-- START Given data --

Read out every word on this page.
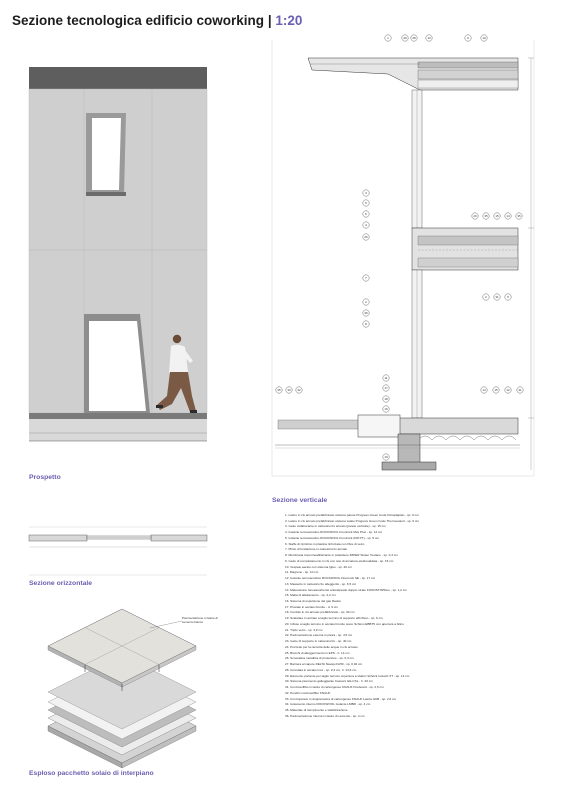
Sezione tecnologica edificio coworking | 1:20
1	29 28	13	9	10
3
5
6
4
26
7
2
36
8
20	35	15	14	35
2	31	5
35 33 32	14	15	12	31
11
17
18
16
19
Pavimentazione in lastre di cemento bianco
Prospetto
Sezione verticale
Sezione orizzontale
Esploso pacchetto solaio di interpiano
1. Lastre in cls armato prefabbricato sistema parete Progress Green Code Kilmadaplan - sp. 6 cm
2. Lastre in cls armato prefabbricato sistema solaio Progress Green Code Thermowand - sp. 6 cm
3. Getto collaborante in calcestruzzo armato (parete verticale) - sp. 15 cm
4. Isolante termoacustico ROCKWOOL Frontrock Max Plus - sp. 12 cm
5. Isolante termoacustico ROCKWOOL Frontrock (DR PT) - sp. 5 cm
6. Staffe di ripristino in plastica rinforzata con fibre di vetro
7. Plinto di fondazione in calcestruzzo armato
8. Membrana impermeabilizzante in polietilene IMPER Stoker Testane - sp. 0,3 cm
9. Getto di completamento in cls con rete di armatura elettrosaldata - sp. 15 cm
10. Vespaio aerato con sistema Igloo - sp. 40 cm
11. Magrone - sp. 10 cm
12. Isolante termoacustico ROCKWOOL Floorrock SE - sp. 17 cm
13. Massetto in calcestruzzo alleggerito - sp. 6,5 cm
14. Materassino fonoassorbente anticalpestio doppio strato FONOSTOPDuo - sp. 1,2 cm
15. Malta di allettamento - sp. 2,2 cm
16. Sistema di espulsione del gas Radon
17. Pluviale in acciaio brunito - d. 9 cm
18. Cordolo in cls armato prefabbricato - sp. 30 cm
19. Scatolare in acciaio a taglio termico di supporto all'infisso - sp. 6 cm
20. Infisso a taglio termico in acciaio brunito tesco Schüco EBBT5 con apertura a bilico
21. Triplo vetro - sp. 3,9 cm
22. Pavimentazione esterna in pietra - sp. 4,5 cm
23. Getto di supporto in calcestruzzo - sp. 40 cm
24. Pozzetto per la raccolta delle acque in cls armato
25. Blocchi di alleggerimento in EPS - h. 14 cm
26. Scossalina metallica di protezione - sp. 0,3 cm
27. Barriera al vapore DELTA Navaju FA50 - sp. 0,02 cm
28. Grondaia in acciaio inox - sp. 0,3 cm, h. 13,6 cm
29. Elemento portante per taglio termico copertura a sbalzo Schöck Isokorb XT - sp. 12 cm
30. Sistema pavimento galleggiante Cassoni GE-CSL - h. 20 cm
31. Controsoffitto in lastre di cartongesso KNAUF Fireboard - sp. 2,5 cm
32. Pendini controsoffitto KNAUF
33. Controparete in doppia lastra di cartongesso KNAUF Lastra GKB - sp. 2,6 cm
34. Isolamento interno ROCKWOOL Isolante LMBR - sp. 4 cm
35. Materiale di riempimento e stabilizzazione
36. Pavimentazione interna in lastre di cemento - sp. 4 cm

-- END Given data --
-- START Given data --

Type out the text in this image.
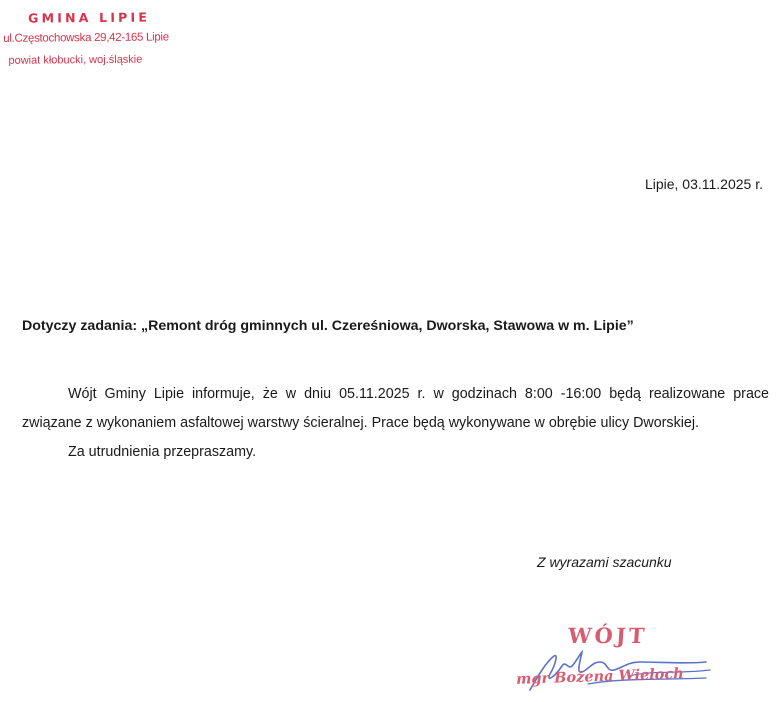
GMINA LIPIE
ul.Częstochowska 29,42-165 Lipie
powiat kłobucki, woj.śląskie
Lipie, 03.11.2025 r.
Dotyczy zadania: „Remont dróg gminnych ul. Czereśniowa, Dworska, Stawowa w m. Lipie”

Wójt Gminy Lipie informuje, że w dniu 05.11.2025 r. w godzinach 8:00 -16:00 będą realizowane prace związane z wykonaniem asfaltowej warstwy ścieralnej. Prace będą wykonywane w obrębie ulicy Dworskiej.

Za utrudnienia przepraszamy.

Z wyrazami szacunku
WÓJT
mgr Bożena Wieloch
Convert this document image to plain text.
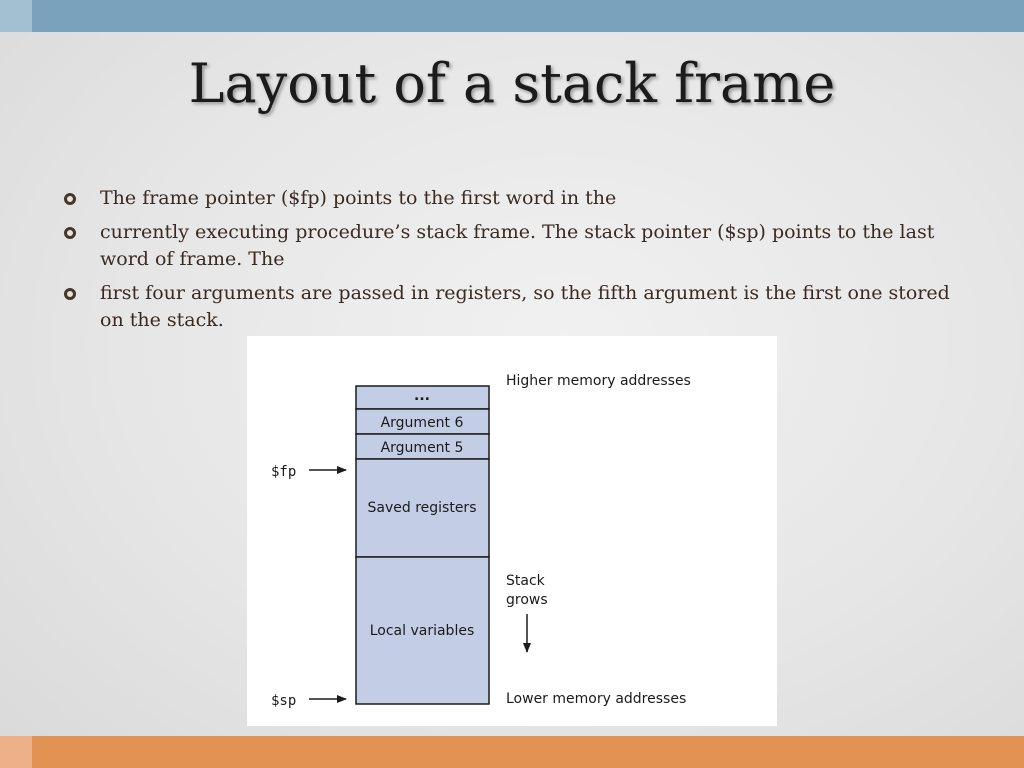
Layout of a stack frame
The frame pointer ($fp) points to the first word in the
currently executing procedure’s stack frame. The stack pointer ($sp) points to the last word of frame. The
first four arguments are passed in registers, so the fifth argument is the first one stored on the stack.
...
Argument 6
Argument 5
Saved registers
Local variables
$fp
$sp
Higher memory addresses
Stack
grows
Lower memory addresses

-- END Given data --
-- START Given data --

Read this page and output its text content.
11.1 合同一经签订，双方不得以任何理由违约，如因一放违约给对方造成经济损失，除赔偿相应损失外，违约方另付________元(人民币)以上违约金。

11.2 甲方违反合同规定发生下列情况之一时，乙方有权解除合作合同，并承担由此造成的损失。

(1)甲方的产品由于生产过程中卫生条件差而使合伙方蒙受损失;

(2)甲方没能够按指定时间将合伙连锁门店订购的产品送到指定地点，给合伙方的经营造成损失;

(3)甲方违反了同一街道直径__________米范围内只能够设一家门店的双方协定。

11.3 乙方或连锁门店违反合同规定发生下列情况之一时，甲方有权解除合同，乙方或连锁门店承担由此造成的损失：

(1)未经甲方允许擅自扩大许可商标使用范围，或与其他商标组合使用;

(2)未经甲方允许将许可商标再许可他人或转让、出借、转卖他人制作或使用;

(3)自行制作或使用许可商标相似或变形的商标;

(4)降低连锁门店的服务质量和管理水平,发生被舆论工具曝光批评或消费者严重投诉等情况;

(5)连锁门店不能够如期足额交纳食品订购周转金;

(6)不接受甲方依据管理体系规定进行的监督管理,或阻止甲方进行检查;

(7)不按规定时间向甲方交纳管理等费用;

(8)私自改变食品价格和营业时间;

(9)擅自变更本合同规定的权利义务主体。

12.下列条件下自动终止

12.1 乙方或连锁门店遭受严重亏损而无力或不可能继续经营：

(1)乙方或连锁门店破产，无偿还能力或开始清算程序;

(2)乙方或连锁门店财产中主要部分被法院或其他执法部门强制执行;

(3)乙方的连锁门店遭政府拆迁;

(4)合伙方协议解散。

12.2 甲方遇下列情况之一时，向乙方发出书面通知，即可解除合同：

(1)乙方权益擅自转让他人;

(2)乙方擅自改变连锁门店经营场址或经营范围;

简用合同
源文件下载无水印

-- END Given data --

→ Exercise:
Pick out and copy every line that contains the word "Getto".

→ In response:
3. Getto collaborante in calcestruzzo armato (parete verticale) - sp. 15 cm
9. Getto di completamento in cls con rete di armatura elettrosaldata - sp. 15 cm
23. Getto di supporto in calcestruzzo - sp. 40 cm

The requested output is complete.